▶ **TASK OBJECTIVE**:
Search the records below for the word "from" and show every line where it occurs.

Source data:
++++++
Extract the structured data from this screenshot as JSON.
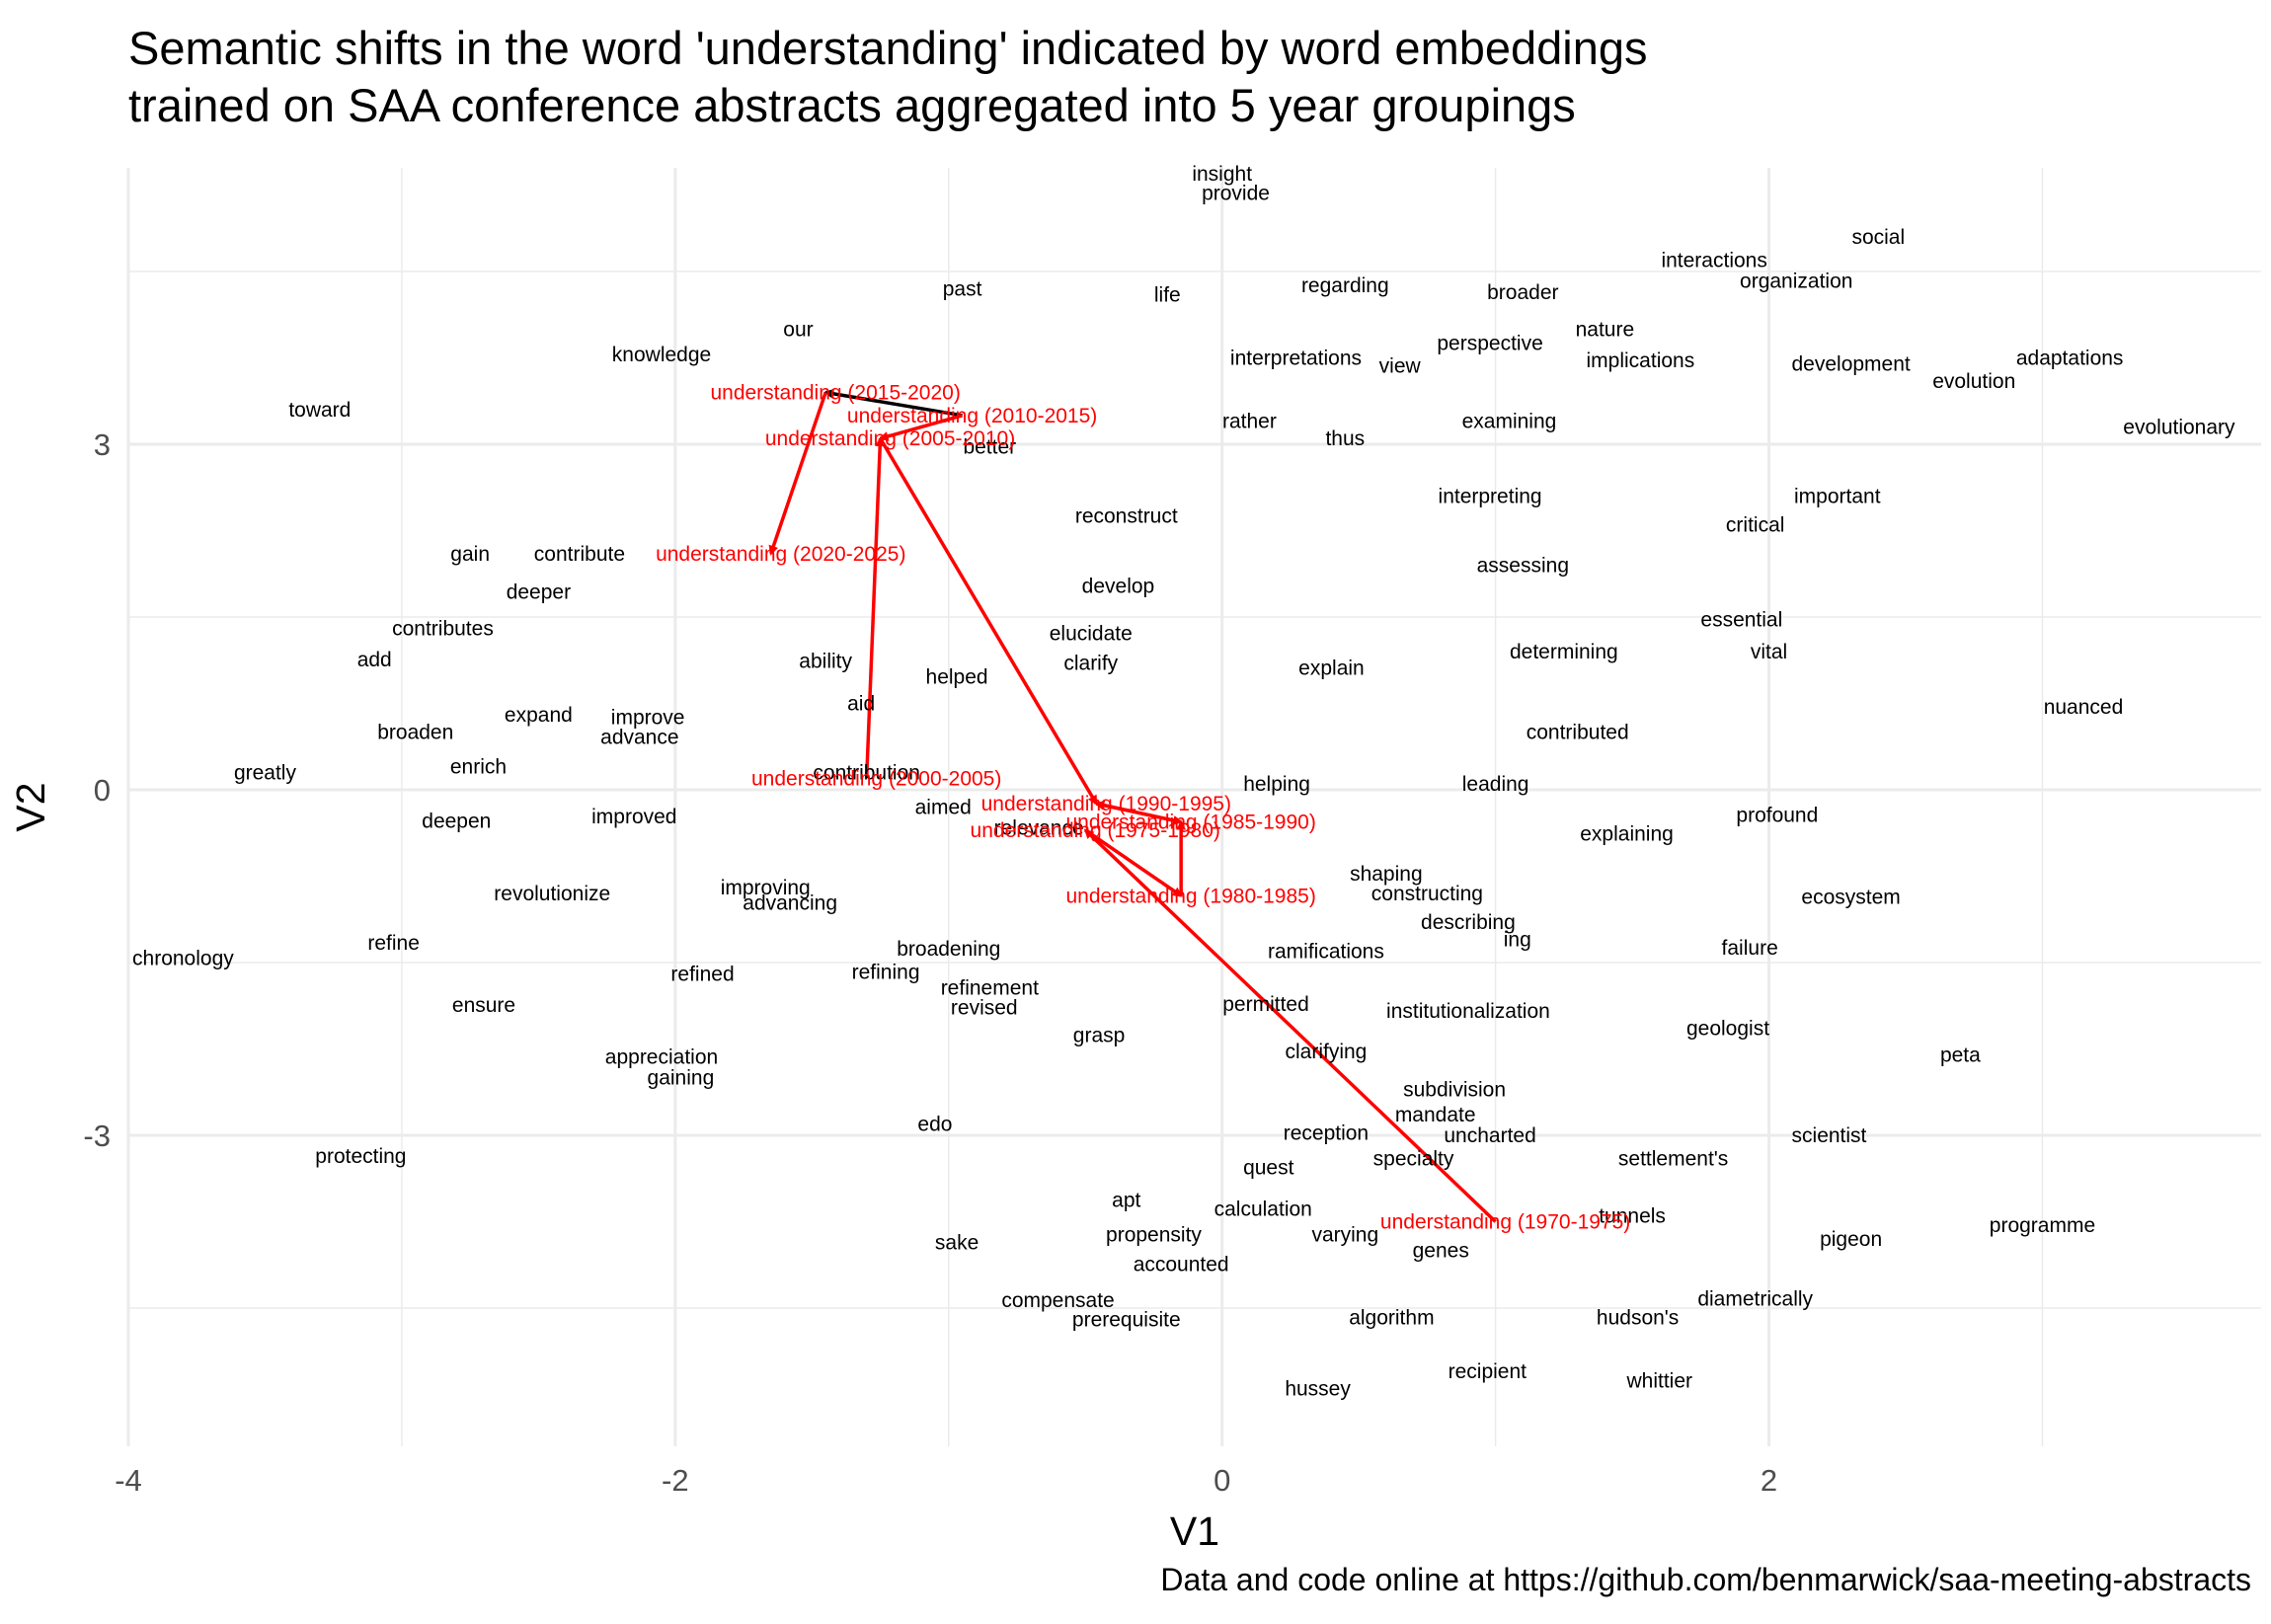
{
  "title_lines": [
    "Semantic shifts in the word 'understanding' indicated by word embeddings",
    "trained on SAA conference abstracts aggregated into 5 year groupings"
  ],
  "caption": "Data and code online at https://github.com/benmarwick/saa-meeting-abstracts",
  "colors": {
    "highlight": "#ff0000",
    "text": "#000000",
    "grid": "#ebebeb",
    "tick": "#4d4d4d"
  },
  "chart_data": {
    "type": "scatter",
    "xlabel": "V1",
    "ylabel": "V2",
    "xlim": [
      -4.0,
      3.8
    ],
    "ylim": [
      -5.7,
      5.4
    ],
    "xticks": [
      -4,
      -2,
      0,
      2
    ],
    "yticks": [
      -3,
      0,
      3
    ],
    "grid": true,
    "words": [
      {
        "label": "insight",
        "x": 0.0,
        "y": 5.35
      },
      {
        "label": "provide",
        "x": 0.05,
        "y": 5.18
      },
      {
        "label": "social",
        "x": 2.4,
        "y": 4.8
      },
      {
        "label": "interactions",
        "x": 1.8,
        "y": 4.6
      },
      {
        "label": "organization",
        "x": 2.1,
        "y": 4.42
      },
      {
        "label": "past",
        "x": -0.95,
        "y": 4.35
      },
      {
        "label": "life",
        "x": -0.2,
        "y": 4.3
      },
      {
        "label": "regarding",
        "x": 0.45,
        "y": 4.38
      },
      {
        "label": "broader",
        "x": 1.1,
        "y": 4.32
      },
      {
        "label": "our",
        "x": -1.55,
        "y": 4.0
      },
      {
        "label": "nature",
        "x": 1.4,
        "y": 4.0
      },
      {
        "label": "perspective",
        "x": 0.98,
        "y": 3.88
      },
      {
        "label": "knowledge",
        "x": -2.05,
        "y": 3.78
      },
      {
        "label": "interpretations",
        "x": 0.27,
        "y": 3.75
      },
      {
        "label": "view",
        "x": 0.65,
        "y": 3.68
      },
      {
        "label": "implications",
        "x": 1.53,
        "y": 3.73
      },
      {
        "label": "development",
        "x": 2.3,
        "y": 3.7
      },
      {
        "label": "adaptations",
        "x": 3.1,
        "y": 3.75
      },
      {
        "label": "evolution",
        "x": 2.75,
        "y": 3.55
      },
      {
        "label": "toward",
        "x": -3.3,
        "y": 3.3
      },
      {
        "label": "rather",
        "x": 0.1,
        "y": 3.2
      },
      {
        "label": "examining",
        "x": 1.05,
        "y": 3.2
      },
      {
        "label": "evolutionary",
        "x": 3.5,
        "y": 3.15
      },
      {
        "label": "thus",
        "x": 0.45,
        "y": 3.05
      },
      {
        "label": "better",
        "x": -0.85,
        "y": 2.98
      },
      {
        "label": "interpreting",
        "x": 0.98,
        "y": 2.55
      },
      {
        "label": "important",
        "x": 2.25,
        "y": 2.55
      },
      {
        "label": "reconstruct",
        "x": -0.35,
        "y": 2.38
      },
      {
        "label": "critical",
        "x": 1.95,
        "y": 2.3
      },
      {
        "label": "gain",
        "x": -2.75,
        "y": 2.05
      },
      {
        "label": "contribute",
        "x": -2.35,
        "y": 2.05
      },
      {
        "label": "assessing",
        "x": 1.1,
        "y": 1.95
      },
      {
        "label": "deeper",
        "x": -2.5,
        "y": 1.72
      },
      {
        "label": "develop",
        "x": -0.38,
        "y": 1.77
      },
      {
        "label": "essential",
        "x": 1.9,
        "y": 1.48
      },
      {
        "label": "contributes",
        "x": -2.85,
        "y": 1.4
      },
      {
        "label": "elucidate",
        "x": -0.48,
        "y": 1.36
      },
      {
        "label": "determining",
        "x": 1.25,
        "y": 1.2
      },
      {
        "label": "vital",
        "x": 2.0,
        "y": 1.2
      },
      {
        "label": "add",
        "x": -3.1,
        "y": 1.13
      },
      {
        "label": "ability",
        "x": -1.45,
        "y": 1.12
      },
      {
        "label": "clarify",
        "x": -0.48,
        "y": 1.1
      },
      {
        "label": "explain",
        "x": 0.4,
        "y": 1.06
      },
      {
        "label": "helped",
        "x": -0.97,
        "y": 0.98
      },
      {
        "label": "aid",
        "x": -1.32,
        "y": 0.75
      },
      {
        "label": "nuanced",
        "x": 3.15,
        "y": 0.72
      },
      {
        "label": "expand",
        "x": -2.5,
        "y": 0.65
      },
      {
        "label": "improve",
        "x": -2.1,
        "y": 0.63
      },
      {
        "label": "broaden",
        "x": -2.95,
        "y": 0.5
      },
      {
        "label": "advance",
        "x": -2.13,
        "y": 0.46
      },
      {
        "label": "contributed",
        "x": 1.3,
        "y": 0.5
      },
      {
        "label": "enrich",
        "x": -2.72,
        "y": 0.2
      },
      {
        "label": "greatly",
        "x": -3.5,
        "y": 0.15
      },
      {
        "label": "contribution",
        "x": -1.3,
        "y": 0.15
      },
      {
        "label": "helping",
        "x": 0.2,
        "y": 0.05
      },
      {
        "label": "leading",
        "x": 1.0,
        "y": 0.05
      },
      {
        "label": "aimed",
        "x": -1.02,
        "y": -0.15
      },
      {
        "label": "deepen",
        "x": -2.8,
        "y": -0.27
      },
      {
        "label": "improved",
        "x": -2.15,
        "y": -0.23
      },
      {
        "label": "profound",
        "x": 2.03,
        "y": -0.22
      },
      {
        "label": "relevance",
        "x": -0.67,
        "y": -0.33
      },
      {
        "label": "explaining",
        "x": 1.48,
        "y": -0.38
      },
      {
        "label": "shaping",
        "x": 0.6,
        "y": -0.73
      },
      {
        "label": "constructing",
        "x": 0.75,
        "y": -0.9
      },
      {
        "label": "revolutionize",
        "x": -2.45,
        "y": -0.9
      },
      {
        "label": "improving",
        "x": -1.67,
        "y": -0.85
      },
      {
        "label": "advancing",
        "x": -1.58,
        "y": -0.98
      },
      {
        "label": "ecosystem",
        "x": 2.3,
        "y": -0.93
      },
      {
        "label": "describing",
        "x": 0.9,
        "y": -1.15
      },
      {
        "label": "ing",
        "x": 1.08,
        "y": -1.3
      },
      {
        "label": "refine",
        "x": -3.03,
        "y": -1.33
      },
      {
        "label": "chronology",
        "x": -3.8,
        "y": -1.46
      },
      {
        "label": "broadening",
        "x": -1.0,
        "y": -1.38
      },
      {
        "label": "ramifications",
        "x": 0.38,
        "y": -1.4
      },
      {
        "label": "failure",
        "x": 1.93,
        "y": -1.37
      },
      {
        "label": "refined",
        "x": -1.9,
        "y": -1.6
      },
      {
        "label": "refining",
        "x": -1.23,
        "y": -1.58
      },
      {
        "label": "refinement",
        "x": -0.85,
        "y": -1.72
      },
      {
        "label": "ensure",
        "x": -2.7,
        "y": -1.87
      },
      {
        "label": "revised",
        "x": -0.87,
        "y": -1.89
      },
      {
        "label": "permitted",
        "x": 0.16,
        "y": -1.86
      },
      {
        "label": "institutionalization",
        "x": 0.9,
        "y": -1.92
      },
      {
        "label": "geologist",
        "x": 1.85,
        "y": -2.07
      },
      {
        "label": "grasp",
        "x": -0.45,
        "y": -2.13
      },
      {
        "label": "clarifying",
        "x": 0.38,
        "y": -2.27
      },
      {
        "label": "peta",
        "x": 2.7,
        "y": -2.3
      },
      {
        "label": "appreciation",
        "x": -2.05,
        "y": -2.32
      },
      {
        "label": "gaining",
        "x": -1.98,
        "y": -2.5
      },
      {
        "label": "subdivision",
        "x": 0.85,
        "y": -2.6
      },
      {
        "label": "mandate",
        "x": 0.78,
        "y": -2.82
      },
      {
        "label": "edo",
        "x": -1.05,
        "y": -2.9
      },
      {
        "label": "reception",
        "x": 0.38,
        "y": -2.98
      },
      {
        "label": "uncharted",
        "x": 0.98,
        "y": -3.0
      },
      {
        "label": "scientist",
        "x": 2.22,
        "y": -3.0
      },
      {
        "label": "protecting",
        "x": -3.15,
        "y": -3.18
      },
      {
        "label": "specialty",
        "x": 0.7,
        "y": -3.2
      },
      {
        "label": "settlement's",
        "x": 1.65,
        "y": -3.2
      },
      {
        "label": "quest",
        "x": 0.17,
        "y": -3.28
      },
      {
        "label": "apt",
        "x": -0.35,
        "y": -3.56
      },
      {
        "label": "calculation",
        "x": 0.15,
        "y": -3.64
      },
      {
        "label": "tunnels",
        "x": 1.5,
        "y": -3.7
      },
      {
        "label": "propensity",
        "x": -0.25,
        "y": -3.86
      },
      {
        "label": "varying",
        "x": 0.45,
        "y": -3.86
      },
      {
        "label": "programme",
        "x": 3.0,
        "y": -3.78
      },
      {
        "label": "sake",
        "x": -0.97,
        "y": -3.93
      },
      {
        "label": "pigeon",
        "x": 2.3,
        "y": -3.9
      },
      {
        "label": "genes",
        "x": 0.8,
        "y": -4.0
      },
      {
        "label": "accounted",
        "x": -0.15,
        "y": -4.12
      },
      {
        "label": "compensate",
        "x": -0.6,
        "y": -4.43
      },
      {
        "label": "diametrically",
        "x": 1.95,
        "y": -4.42
      },
      {
        "label": "prerequisite",
        "x": -0.35,
        "y": -4.6
      },
      {
        "label": "algorithm",
        "x": 0.62,
        "y": -4.58
      },
      {
        "label": "hudson's",
        "x": 1.52,
        "y": -4.58
      },
      {
        "label": "recipient",
        "x": 0.97,
        "y": -5.05
      },
      {
        "label": "hussey",
        "x": 0.35,
        "y": -5.2
      },
      {
        "label": "whittier",
        "x": 1.6,
        "y": -5.13
      }
    ],
    "understanding_series": [
      {
        "label": "understanding (1970-1975)",
        "x": 1.0,
        "y": -3.75
      },
      {
        "label": "understanding (1975-1980)",
        "x": -0.5,
        "y": -0.35
      },
      {
        "label": "understanding (1980-1985)",
        "x": -0.15,
        "y": -0.92
      },
      {
        "label": "understanding (1985-1990)",
        "x": -0.15,
        "y": -0.28
      },
      {
        "label": "understanding (1990-1995)",
        "x": -0.46,
        "y": -0.12
      },
      {
        "label": "understanding (2000-2005)",
        "x": -1.3,
        "y": 0.1
      },
      {
        "label": "understanding (2005-2010)",
        "x": -1.25,
        "y": 3.05
      },
      {
        "label": "understanding (2010-2015)",
        "x": -0.95,
        "y": 3.25
      },
      {
        "label": "understanding (2015-2020)",
        "x": -1.45,
        "y": 3.45
      },
      {
        "label": "understanding (2020-2025)",
        "x": -1.65,
        "y": 2.05
      }
    ],
    "arrows": [
      {
        "from": "understanding (1970-1975)",
        "to": "understanding (1975-1980)",
        "color": "red"
      },
      {
        "from": "understanding (1975-1980)",
        "to": "understanding (1980-1985)",
        "color": "red"
      },
      {
        "from": "understanding (1980-1985)",
        "to": "understanding (1985-1990)",
        "color": "red"
      },
      {
        "from": "understanding (1985-1990)",
        "to": "understanding (1990-1995)",
        "color": "red"
      },
      {
        "from": "understanding (2000-2005)",
        "to": "understanding (2005-2010)",
        "color": "red"
      },
      {
        "from": "understanding (2010-2015)",
        "to": "understanding (2015-2020)",
        "color": "black"
      },
      {
        "from": "understanding (2015-2020)",
        "to": "understanding (2020-2025)",
        "color": "red"
      }
    ],
    "extra_arrows": [
      {
        "from": "understanding (2005-2010)",
        "to": "understanding (1990-1995)",
        "color": "red"
      },
      {
        "from": "understanding (1990-1995)",
        "to": "understanding (1985-1990)",
        "color": "red"
      },
      {
        "from": "understanding (2010-2015)",
        "to": "understanding (2005-2010)",
        "color": "red"
      }
    ]
  }
}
++++++
▶ **RESPONSE BOX**:
Extract the structured data from this screenshot as JSON.
        "from": "understanding (1970-1975)",
        "from": "understanding (1975-1980)",
        "from": "understanding (1980-1985)",
        "from": "understanding (1985-1990)",
        "from": "understanding (2000-2005)",
        "from": "understanding (2010-2015)",
        "from": "understanding (2015-2020)",
        "from": "understanding (2005-2010)",
        "from": "understanding (1990-1995)",
        "from": "understanding (2010-2015)",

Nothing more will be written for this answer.